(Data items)
= = =
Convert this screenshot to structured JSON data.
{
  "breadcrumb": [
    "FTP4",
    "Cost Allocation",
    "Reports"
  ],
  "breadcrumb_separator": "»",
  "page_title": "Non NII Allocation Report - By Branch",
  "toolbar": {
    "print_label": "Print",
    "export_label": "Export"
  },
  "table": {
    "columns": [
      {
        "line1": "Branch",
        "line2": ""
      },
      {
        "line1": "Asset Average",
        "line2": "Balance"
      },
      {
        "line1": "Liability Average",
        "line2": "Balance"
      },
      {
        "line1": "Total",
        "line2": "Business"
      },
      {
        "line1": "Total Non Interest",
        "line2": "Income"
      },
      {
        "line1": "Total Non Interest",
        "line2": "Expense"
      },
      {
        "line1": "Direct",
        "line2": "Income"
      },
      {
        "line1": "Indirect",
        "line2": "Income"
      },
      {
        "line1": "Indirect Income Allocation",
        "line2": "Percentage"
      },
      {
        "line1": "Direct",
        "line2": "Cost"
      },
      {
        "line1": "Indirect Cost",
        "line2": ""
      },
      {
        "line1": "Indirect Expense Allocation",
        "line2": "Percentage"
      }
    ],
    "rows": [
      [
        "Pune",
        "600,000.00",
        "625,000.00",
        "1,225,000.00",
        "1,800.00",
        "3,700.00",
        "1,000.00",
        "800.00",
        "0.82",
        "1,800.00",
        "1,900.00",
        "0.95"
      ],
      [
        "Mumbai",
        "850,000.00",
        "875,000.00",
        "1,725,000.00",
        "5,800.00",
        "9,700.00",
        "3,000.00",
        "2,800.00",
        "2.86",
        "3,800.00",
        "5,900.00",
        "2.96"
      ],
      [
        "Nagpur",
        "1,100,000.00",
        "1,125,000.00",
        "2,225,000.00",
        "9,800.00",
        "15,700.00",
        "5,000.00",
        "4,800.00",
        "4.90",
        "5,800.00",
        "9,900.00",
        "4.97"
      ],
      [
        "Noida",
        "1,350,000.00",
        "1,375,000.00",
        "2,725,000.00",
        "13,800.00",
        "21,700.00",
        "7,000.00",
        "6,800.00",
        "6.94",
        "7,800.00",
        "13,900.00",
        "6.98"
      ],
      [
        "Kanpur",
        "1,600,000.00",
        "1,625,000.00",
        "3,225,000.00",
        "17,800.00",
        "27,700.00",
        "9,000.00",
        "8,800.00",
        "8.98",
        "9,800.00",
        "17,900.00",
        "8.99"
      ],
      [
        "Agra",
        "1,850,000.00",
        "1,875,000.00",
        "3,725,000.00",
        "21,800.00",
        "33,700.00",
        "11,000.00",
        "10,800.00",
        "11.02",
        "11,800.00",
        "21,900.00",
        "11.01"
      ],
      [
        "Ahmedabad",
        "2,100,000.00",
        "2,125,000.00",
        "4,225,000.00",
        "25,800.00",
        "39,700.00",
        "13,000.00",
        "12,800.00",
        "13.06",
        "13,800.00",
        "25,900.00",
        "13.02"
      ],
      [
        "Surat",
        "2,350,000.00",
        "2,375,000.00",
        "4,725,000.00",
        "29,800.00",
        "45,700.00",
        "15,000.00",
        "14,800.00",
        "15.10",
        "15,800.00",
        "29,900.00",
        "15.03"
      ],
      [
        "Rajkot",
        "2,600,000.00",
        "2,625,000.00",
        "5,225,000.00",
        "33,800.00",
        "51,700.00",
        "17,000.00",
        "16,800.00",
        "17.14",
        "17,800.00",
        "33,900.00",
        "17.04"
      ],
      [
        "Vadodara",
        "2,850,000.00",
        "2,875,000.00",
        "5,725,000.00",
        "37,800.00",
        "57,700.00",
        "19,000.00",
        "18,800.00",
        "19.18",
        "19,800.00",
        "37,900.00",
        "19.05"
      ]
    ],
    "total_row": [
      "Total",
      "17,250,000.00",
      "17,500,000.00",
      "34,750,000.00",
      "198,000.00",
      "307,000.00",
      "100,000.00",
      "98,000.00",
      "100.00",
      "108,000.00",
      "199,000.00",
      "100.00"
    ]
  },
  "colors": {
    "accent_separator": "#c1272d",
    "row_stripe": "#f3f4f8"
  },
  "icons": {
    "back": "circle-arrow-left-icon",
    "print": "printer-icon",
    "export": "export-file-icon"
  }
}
= = =
* **Given instruction**
Return every line of the preceding records in which the word "Indirect" appears.

* **Answer to this exercise**
        "line1": "Indirect",
        "line1": "Indirect Income Allocation",
        "line1": "Indirect Cost",
        "line1": "Indirect Expense Allocation",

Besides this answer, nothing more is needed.